** start Recorded information **

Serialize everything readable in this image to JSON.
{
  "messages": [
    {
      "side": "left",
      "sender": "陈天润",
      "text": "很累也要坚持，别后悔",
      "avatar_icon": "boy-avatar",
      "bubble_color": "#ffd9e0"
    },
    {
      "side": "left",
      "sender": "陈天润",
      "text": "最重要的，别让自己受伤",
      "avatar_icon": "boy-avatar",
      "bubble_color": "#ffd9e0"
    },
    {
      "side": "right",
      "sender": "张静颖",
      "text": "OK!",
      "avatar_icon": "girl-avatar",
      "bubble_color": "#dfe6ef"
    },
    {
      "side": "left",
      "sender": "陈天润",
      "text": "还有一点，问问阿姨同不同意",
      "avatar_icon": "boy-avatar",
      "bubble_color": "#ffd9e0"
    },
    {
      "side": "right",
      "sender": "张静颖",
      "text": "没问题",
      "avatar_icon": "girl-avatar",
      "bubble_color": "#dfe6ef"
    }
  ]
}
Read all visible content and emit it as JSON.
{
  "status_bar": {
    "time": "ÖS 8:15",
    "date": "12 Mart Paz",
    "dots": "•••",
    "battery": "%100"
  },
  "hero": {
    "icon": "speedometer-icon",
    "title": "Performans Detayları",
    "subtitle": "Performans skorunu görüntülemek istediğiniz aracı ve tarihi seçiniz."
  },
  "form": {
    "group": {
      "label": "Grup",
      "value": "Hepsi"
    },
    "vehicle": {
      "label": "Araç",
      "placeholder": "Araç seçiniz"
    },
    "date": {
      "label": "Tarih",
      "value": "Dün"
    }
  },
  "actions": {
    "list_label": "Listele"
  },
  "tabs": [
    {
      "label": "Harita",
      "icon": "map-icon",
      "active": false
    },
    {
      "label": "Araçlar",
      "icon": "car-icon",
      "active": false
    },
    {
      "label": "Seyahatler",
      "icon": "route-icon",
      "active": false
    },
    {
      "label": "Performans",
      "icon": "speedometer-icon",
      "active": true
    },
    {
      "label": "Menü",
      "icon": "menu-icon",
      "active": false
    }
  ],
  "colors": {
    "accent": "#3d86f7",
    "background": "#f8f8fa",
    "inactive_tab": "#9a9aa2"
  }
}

** end Recorded information **

• [Objective]:
Retype all the records, matching them exactly.

• [The completed task]:
Serialize everything readable in this image to JSON.
{
  "messages": [
    {
      "side": "left",
      "sender": "陈天润",
      "text": "很累也要坚持，别后悔",
      "avatar_icon": "boy-avatar",
      "bubble_color": "#ffd9e0"
    },
    {
      "side": "left",
      "sender": "陈天润",
      "text": "最重要的，别让自己受伤",
      "avatar_icon": "boy-avatar",
      "bubble_color": "#ffd9e0"
    },
    {
      "side": "right",
      "sender": "张静颖",
      "text": "OK!",
      "avatar_icon": "girl-avatar",
      "bubble_color": "#dfe6ef"
    },
    {
      "side": "left",
      "sender": "陈天润",
      "text": "还有一点，问问阿姨同不同意",
      "avatar_icon": "boy-avatar",
      "bubble_color": "#ffd9e0"
    },
    {
      "side": "right",
      "sender": "张静颖",
      "text": "没问题",
      "avatar_icon": "girl-avatar",
      "bubble_color": "#dfe6ef"
    }
  ]
}
Read all visible content and emit it as JSON.
{
  "status_bar": {
    "time": "ÖS 8:15",
    "date": "12 Mart Paz",
    "dots": "•••",
    "battery": "%100"
  },
  "hero": {
    "icon": "speedometer-icon",
    "title": "Performans Detayları",
    "subtitle": "Performans skorunu görüntülemek istediğiniz aracı ve tarihi seçiniz."
  },
  "form": {
    "group": {
      "label": "Grup",
      "value": "Hepsi"
    },
    "vehicle": {
      "label": "Araç",
      "placeholder": "Araç seçiniz"
    },
    "date": {
      "label": "Tarih",
      "value": "Dün"
    }
  },
  "actions": {
    "list_label": "Listele"
  },
  "tabs": [
    {
      "label": "Harita",
      "icon": "map-icon",
      "active": false
    },
    {
      "label": "Araçlar",
      "icon": "car-icon",
      "active": false
    },
    {
      "label": "Seyahatler",
      "icon": "route-icon",
      "active": false
    },
    {
      "label": "Performans",
      "icon": "speedometer-icon",
      "active": true
    },
    {
      "label": "Menü",
      "icon": "menu-icon",
      "active": false
    }
  ],
  "colors": {
    "accent": "#3d86f7",
    "background": "#f8f8fa",
    "inactive_tab": "#9a9aa2"
  }
}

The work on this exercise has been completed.